BEGIN DATA LISTING

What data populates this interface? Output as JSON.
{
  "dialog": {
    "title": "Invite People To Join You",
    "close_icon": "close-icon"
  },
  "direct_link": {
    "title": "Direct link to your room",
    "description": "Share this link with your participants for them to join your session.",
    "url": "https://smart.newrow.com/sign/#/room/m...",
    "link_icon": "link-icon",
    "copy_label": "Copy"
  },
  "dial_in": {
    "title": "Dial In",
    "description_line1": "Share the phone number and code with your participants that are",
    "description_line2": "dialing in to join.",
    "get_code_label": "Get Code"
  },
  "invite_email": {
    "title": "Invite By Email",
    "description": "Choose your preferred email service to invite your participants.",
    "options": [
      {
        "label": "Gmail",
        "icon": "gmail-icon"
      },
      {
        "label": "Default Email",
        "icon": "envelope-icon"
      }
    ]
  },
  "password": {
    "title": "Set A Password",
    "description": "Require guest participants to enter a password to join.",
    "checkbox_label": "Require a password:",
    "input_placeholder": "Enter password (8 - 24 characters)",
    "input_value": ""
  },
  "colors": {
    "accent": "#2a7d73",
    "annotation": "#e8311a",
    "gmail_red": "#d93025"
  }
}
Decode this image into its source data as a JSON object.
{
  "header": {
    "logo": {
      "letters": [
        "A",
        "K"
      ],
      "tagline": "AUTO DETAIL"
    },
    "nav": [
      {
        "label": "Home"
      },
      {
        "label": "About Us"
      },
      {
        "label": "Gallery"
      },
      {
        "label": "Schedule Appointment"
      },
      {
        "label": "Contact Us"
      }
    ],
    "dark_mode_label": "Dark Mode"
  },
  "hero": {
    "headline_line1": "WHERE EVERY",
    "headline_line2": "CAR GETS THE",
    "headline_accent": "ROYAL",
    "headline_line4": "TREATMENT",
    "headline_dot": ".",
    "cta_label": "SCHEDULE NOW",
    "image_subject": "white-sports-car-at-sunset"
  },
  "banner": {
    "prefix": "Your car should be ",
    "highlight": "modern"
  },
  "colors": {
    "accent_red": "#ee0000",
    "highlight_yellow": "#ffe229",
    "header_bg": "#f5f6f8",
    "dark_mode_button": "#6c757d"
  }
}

END DATA LISTING

STATED EXERCISE: Reproduce the data in its entirety, matching each character.

CORRECT RESPONSE:
What data populates this interface? Output as JSON.
{
  "dialog": {
    "title": "Invite People To Join You",
    "close_icon": "close-icon"
  },
  "direct_link": {
    "title": "Direct link to your room",
    "description": "Share this link with your participants for them to join your session.",
    "url": "https://smart.newrow.com/sign/#/room/m...",
    "link_icon": "link-icon",
    "copy_label": "Copy"
  },
  "dial_in": {
    "title": "Dial In",
    "description_line1": "Share the phone number and code with your participants that are",
    "description_line2": "dialing in to join.",
    "get_code_label": "Get Code"
  },
  "invite_email": {
    "title": "Invite By Email",
    "description": "Choose your preferred email service to invite your participants.",
    "options": [
      {
        "label": "Gmail",
        "icon": "gmail-icon"
      },
      {
        "label": "Default Email",
        "icon": "envelope-icon"
      }
    ]
  },
  "password": {
    "title": "Set A Password",
    "description": "Require guest participants to enter a password to join.",
    "checkbox_label": "Require a password:",
    "input_placeholder": "Enter password (8 - 24 characters)",
    "input_value": ""
  },
  "colors": {
    "accent": "#2a7d73",
    "annotation": "#e8311a",
    "gmail_red": "#d93025"
  }
}
Decode this image into its source data as a JSON object.
{
  "header": {
    "logo": {
      "letters": [
        "A",
        "K"
      ],
      "tagline": "AUTO DETAIL"
    },
    "nav": [
      {
        "label": "Home"
      },
      {
        "label": "About Us"
      },
      {
        "label": "Gallery"
      },
      {
        "label": "Schedule Appointment"
      },
      {
        "label": "Contact Us"
      }
    ],
    "dark_mode_label": "Dark Mode"
  },
  "hero": {
    "headline_line1": "WHERE EVERY",
    "headline_line2": "CAR GETS THE",
    "headline_accent": "ROYAL",
    "headline_line4": "TREATMENT",
    "headline_dot": ".",
    "cta_label": "SCHEDULE NOW",
    "image_subject": "white-sports-car-at-sunset"
  },
  "banner": {
    "prefix": "Your car should be ",
    "highlight": "modern"
  },
  "colors": {
    "accent_red": "#ee0000",
    "highlight_yellow": "#ffe229",
    "header_bg": "#f5f6f8",
    "dark_mode_button": "#6c757d"
  }
}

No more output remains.